_Work instructions_. Find the string "JSON" in the entries and copy each line that has it.

_Entries provided_.

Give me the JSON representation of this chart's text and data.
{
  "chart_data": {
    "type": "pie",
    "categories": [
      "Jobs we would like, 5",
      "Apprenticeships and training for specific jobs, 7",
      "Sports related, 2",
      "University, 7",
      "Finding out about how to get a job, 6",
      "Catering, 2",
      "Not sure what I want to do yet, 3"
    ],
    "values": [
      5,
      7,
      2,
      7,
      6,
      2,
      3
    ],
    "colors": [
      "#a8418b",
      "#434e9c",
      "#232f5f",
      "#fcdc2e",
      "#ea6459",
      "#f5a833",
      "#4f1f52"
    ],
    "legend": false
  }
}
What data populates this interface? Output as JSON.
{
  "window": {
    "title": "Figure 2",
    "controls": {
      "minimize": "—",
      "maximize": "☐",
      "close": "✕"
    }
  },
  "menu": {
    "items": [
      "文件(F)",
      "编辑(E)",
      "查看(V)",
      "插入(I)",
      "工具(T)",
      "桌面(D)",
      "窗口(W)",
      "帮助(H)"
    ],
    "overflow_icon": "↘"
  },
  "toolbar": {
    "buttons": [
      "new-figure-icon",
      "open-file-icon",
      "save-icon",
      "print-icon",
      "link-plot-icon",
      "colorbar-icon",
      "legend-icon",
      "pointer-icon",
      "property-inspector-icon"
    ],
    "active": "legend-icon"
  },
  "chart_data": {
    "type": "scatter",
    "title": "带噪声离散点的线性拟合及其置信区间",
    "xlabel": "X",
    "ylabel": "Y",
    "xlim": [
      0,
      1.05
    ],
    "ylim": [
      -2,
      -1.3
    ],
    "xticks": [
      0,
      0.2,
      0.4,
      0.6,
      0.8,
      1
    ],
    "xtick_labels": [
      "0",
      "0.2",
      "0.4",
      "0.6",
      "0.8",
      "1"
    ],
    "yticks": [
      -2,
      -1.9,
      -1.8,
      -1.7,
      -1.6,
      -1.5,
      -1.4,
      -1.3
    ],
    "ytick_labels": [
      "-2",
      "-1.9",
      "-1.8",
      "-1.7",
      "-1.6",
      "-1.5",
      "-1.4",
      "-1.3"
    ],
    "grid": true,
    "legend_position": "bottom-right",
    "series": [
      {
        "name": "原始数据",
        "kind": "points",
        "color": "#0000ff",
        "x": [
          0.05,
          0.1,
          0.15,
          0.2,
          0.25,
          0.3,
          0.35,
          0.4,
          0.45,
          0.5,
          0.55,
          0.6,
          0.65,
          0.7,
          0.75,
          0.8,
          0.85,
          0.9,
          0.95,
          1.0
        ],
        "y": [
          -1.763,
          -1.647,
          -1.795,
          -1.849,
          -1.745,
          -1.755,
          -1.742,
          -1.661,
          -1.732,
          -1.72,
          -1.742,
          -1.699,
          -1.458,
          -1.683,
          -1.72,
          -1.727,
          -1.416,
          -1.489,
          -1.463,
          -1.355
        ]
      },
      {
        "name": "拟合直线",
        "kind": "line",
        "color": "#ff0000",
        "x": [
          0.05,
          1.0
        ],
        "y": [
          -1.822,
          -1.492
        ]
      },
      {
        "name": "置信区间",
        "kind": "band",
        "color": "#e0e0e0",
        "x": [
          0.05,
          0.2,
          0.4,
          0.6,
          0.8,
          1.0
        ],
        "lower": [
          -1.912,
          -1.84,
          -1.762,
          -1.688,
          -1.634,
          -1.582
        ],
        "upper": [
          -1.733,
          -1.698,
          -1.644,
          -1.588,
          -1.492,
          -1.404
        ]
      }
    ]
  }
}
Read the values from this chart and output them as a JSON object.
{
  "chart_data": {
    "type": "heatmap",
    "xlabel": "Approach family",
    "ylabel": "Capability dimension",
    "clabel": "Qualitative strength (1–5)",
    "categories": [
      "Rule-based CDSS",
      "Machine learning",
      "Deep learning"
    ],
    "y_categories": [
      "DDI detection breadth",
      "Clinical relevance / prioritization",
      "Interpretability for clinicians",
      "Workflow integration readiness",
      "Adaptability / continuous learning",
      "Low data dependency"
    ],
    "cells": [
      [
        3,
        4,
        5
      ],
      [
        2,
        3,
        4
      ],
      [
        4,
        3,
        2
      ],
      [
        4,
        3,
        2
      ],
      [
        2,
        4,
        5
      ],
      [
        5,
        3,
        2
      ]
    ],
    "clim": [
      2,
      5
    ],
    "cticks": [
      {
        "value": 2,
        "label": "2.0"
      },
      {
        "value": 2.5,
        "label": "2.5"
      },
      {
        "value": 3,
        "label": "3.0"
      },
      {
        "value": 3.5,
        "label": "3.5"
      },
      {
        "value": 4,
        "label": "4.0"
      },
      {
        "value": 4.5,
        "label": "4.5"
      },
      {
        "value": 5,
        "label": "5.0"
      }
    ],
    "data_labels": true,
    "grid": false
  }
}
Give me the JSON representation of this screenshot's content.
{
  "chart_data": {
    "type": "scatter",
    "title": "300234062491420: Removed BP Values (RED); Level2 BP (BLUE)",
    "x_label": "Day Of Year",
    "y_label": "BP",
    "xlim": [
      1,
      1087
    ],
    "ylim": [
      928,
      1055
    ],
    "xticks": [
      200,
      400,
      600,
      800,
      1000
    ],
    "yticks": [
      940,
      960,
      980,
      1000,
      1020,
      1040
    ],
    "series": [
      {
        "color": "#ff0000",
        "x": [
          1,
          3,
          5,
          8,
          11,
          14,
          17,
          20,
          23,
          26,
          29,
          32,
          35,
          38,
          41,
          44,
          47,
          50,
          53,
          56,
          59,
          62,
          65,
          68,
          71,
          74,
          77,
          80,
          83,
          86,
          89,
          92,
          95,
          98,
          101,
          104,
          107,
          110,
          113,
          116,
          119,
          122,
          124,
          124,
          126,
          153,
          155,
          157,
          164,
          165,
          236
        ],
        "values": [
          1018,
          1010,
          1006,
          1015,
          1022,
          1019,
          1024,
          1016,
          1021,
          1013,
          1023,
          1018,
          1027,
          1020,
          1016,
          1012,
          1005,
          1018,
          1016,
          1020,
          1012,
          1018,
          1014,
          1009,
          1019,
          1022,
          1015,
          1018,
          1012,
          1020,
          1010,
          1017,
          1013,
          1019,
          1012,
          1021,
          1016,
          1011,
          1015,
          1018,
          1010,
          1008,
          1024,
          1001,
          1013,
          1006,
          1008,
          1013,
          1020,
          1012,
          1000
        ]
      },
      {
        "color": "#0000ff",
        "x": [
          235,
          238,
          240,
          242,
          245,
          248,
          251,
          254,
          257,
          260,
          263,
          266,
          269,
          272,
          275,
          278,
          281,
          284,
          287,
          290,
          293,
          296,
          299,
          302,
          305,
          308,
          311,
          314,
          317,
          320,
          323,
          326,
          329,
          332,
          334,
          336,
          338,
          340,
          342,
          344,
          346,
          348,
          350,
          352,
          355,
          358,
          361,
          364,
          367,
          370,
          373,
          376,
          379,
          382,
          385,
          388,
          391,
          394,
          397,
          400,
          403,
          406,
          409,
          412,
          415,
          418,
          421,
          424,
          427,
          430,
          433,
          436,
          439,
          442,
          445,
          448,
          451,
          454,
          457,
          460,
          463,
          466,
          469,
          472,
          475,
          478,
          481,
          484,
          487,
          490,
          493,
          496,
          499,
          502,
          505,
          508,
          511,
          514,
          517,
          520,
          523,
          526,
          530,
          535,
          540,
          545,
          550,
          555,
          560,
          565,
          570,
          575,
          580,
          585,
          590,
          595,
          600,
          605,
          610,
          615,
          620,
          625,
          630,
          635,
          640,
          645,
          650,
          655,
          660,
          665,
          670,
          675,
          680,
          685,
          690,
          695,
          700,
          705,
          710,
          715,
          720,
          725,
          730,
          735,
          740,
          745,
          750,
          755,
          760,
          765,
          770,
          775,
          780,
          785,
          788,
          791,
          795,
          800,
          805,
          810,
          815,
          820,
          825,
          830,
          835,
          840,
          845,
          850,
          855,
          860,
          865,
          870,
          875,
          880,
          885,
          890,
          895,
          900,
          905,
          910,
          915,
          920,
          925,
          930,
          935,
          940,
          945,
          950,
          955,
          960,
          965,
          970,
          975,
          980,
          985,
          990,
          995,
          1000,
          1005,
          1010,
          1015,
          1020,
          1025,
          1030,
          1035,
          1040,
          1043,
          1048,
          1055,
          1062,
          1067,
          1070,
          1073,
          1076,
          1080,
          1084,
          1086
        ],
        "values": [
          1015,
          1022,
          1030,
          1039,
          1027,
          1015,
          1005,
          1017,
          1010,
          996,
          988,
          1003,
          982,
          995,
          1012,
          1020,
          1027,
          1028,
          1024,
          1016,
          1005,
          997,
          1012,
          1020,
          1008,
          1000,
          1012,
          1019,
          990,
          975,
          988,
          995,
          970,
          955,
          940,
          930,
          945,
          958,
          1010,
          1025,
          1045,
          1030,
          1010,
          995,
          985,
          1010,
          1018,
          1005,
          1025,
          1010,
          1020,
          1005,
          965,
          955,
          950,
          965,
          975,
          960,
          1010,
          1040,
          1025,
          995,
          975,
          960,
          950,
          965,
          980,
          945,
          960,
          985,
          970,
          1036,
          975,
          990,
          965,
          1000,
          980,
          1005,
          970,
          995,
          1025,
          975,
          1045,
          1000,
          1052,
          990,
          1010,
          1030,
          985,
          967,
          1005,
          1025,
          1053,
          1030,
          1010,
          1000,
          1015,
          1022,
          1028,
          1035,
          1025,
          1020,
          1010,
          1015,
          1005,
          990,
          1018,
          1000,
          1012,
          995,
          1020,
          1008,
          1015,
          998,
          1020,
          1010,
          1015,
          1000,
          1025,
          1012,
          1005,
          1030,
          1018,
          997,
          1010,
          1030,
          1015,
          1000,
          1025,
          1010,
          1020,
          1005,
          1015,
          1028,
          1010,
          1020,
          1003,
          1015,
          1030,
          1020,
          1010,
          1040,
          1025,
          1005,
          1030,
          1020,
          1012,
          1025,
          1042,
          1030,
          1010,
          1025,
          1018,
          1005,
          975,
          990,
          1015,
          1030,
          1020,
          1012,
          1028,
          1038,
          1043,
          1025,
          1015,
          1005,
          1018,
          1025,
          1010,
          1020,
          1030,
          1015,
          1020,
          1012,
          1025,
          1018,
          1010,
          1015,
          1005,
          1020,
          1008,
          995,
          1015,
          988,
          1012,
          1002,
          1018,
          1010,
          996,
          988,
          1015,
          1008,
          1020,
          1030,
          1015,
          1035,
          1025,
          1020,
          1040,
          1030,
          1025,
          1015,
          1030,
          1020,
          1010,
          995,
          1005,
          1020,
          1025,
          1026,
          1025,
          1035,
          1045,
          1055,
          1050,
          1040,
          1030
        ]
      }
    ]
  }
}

_Task output_.
Give me the JSON representation of this chart's text and data.
What data populates this interface? Output as JSON.
Read the values from this chart and output them as a JSON object.
Give me the JSON representation of this screenshot's content.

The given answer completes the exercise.